WHAT THE TASK REQUIRES: Transcribe the full listing below exactly.

--- BEGIN ITEMS ---

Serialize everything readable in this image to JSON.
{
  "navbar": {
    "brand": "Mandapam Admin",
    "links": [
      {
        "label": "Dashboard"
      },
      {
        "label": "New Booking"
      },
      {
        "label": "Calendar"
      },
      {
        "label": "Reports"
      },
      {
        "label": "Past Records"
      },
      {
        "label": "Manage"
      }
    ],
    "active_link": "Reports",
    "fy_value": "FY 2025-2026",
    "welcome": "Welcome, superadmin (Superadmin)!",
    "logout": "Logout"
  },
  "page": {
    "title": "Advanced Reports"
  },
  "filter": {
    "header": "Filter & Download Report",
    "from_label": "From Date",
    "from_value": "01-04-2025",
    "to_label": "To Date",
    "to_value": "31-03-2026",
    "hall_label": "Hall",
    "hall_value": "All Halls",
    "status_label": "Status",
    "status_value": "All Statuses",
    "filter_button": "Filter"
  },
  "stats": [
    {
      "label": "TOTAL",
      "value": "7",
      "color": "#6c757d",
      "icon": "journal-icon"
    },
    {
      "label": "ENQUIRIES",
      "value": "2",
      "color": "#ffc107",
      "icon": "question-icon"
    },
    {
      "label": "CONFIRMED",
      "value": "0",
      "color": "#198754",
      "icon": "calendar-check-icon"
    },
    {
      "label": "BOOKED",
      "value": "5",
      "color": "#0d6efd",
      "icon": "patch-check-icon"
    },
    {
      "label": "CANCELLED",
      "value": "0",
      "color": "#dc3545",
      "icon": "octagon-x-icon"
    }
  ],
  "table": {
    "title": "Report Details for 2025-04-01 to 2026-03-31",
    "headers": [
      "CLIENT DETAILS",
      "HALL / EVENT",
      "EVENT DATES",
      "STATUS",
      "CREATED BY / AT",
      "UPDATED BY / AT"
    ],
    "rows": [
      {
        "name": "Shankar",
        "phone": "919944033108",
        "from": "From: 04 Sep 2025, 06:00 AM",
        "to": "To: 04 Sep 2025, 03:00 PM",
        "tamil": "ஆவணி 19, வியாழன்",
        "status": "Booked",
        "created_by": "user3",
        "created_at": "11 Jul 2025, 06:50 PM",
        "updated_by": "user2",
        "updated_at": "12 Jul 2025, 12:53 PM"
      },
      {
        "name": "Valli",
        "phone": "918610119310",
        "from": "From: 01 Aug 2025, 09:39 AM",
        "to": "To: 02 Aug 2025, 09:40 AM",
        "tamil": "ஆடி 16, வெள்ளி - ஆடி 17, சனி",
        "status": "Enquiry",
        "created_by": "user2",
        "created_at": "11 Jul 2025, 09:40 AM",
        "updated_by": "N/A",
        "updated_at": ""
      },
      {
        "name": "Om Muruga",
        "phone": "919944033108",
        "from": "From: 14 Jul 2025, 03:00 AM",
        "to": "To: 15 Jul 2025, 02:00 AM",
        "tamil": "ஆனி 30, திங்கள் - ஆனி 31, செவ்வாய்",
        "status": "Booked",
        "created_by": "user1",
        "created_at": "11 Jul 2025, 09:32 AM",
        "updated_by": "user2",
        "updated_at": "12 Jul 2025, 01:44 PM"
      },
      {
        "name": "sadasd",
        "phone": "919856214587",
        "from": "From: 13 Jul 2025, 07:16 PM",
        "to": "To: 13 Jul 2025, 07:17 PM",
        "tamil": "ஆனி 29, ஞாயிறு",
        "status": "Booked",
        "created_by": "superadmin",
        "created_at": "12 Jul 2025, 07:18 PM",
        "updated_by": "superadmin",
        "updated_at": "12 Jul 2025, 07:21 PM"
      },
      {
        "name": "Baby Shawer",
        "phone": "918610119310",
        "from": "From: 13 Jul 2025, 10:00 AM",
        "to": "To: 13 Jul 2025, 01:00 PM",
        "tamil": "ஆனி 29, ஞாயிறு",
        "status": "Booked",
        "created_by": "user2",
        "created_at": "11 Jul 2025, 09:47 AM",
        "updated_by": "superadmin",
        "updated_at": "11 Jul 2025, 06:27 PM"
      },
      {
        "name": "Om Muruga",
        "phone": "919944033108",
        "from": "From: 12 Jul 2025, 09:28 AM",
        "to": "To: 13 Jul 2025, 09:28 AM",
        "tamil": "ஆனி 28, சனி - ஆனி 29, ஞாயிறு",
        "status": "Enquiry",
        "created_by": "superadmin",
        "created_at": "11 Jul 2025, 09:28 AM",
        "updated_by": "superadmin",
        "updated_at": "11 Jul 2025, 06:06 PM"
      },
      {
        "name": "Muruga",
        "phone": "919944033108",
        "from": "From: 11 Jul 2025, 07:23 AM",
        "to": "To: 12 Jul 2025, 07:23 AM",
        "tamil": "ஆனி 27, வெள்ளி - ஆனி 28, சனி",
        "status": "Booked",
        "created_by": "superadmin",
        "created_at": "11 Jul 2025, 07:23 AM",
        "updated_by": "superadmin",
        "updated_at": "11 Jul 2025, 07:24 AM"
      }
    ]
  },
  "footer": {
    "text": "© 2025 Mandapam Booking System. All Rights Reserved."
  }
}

--- END ITEMS ---

RESPONSE:
Serialize everything readable in this image to JSON.
{
  "navbar": {
    "brand": "Mandapam Admin",
    "links": [
      {
        "label": "Dashboard"
      },
      {
        "label": "New Booking"
      },
      {
        "label": "Calendar"
      },
      {
        "label": "Reports"
      },
      {
        "label": "Past Records"
      },
      {
        "label": "Manage"
      }
    ],
    "active_link": "Reports",
    "fy_value": "FY 2025-2026",
    "welcome": "Welcome, superadmin (Superadmin)!",
    "logout": "Logout"
  },
  "page": {
    "title": "Advanced Reports"
  },
  "filter": {
    "header": "Filter & Download Report",
    "from_label": "From Date",
    "from_value": "01-04-2025",
    "to_label": "To Date",
    "to_value": "31-03-2026",
    "hall_label": "Hall",
    "hall_value": "All Halls",
    "status_label": "Status",
    "status_value": "All Statuses",
    "filter_button": "Filter"
  },
  "stats": [
    {
      "label": "TOTAL",
      "value": "7",
      "color": "#6c757d",
      "icon": "journal-icon"
    },
    {
      "label": "ENQUIRIES",
      "value": "2",
      "color": "#ffc107",
      "icon": "question-icon"
    },
    {
      "label": "CONFIRMED",
      "value": "0",
      "color": "#198754",
      "icon": "calendar-check-icon"
    },
    {
      "label": "BOOKED",
      "value": "5",
      "color": "#0d6efd",
      "icon": "patch-check-icon"
    },
    {
      "label": "CANCELLED",
      "value": "0",
      "color": "#dc3545",
      "icon": "octagon-x-icon"
    }
  ],
  "table": {
    "title": "Report Details for 2025-04-01 to 2026-03-31",
    "headers": [
      "CLIENT DETAILS",
      "HALL / EVENT",
      "EVENT DATES",
      "STATUS",
      "CREATED BY / AT",
      "UPDATED BY / AT"
    ],
    "rows": [
      {
        "name": "Shankar",
        "phone": "919944033108",
        "from": "From: 04 Sep 2025, 06:00 AM",
        "to": "To: 04 Sep 2025, 03:00 PM",
        "tamil": "ஆவணி 19, வியாழன்",
        "status": "Booked",
        "created_by": "user3",
        "created_at": "11 Jul 2025, 06:50 PM",
        "updated_by": "user2",
        "updated_at": "12 Jul 2025, 12:53 PM"
      },
      {
        "name": "Valli",
        "phone": "918610119310",
        "from": "From: 01 Aug 2025, 09:39 AM",
        "to": "To: 02 Aug 2025, 09:40 AM",
        "tamil": "ஆடி 16, வெள்ளி - ஆடி 17, சனி",
        "status": "Enquiry",
        "created_by": "user2",
        "created_at": "11 Jul 2025, 09:40 AM",
        "updated_by": "N/A",
        "updated_at": ""
      },
      {
        "name": "Om Muruga",
        "phone": "919944033108",
        "from": "From: 14 Jul 2025, 03:00 AM",
        "to": "To: 15 Jul 2025, 02:00 AM",
        "tamil": "ஆனி 30, திங்கள் - ஆனி 31, செவ்வாய்",
        "status": "Booked",
        "created_by": "user1",
        "created_at": "11 Jul 2025, 09:32 AM",
        "updated_by": "user2",
        "updated_at": "12 Jul 2025, 01:44 PM"
      },
      {
        "name": "sadasd",
        "phone": "919856214587",
        "from": "From: 13 Jul 2025, 07:16 PM",
        "to": "To: 13 Jul 2025, 07:17 PM",
        "tamil": "ஆனி 29, ஞாயிறு",
        "status": "Booked",
        "created_by": "superadmin",
        "created_at": "12 Jul 2025, 07:18 PM",
        "updated_by": "superadmin",
        "updated_at": "12 Jul 2025, 07:21 PM"
      },
      {
        "name": "Baby Shawer",
        "phone": "918610119310",
        "from": "From: 13 Jul 2025, 10:00 AM",
        "to": "To: 13 Jul 2025, 01:00 PM",
        "tamil": "ஆனி 29, ஞாயிறு",
        "status": "Booked",
        "created_by": "user2",
        "created_at": "11 Jul 2025, 09:47 AM",
        "updated_by": "superadmin",
        "updated_at": "11 Jul 2025, 06:27 PM"
      },
      {
        "name": "Om Muruga",
        "phone": "919944033108",
        "from": "From: 12 Jul 2025, 09:28 AM",
        "to": "To: 13 Jul 2025, 09:28 AM",
        "tamil": "ஆனி 28, சனி - ஆனி 29, ஞாயிறு",
        "status": "Enquiry",
        "created_by": "superadmin",
        "created_at": "11 Jul 2025, 09:28 AM",
        "updated_by": "superadmin",
        "updated_at": "11 Jul 2025, 06:06 PM"
      },
      {
        "name": "Muruga",
        "phone": "919944033108",
        "from": "From: 11 Jul 2025, 07:23 AM",
        "to": "To: 12 Jul 2025, 07:23 AM",
        "tamil": "ஆனி 27, வெள்ளி - ஆனி 28, சனி",
        "status": "Booked",
        "created_by": "superadmin",
        "created_at": "11 Jul 2025, 07:23 AM",
        "updated_by": "superadmin",
        "updated_at": "11 Jul 2025, 07:24 AM"
      }
    ]
  },
  "footer": {
    "text": "© 2025 Mandapam Booking System. All Rights Reserved."
  }
}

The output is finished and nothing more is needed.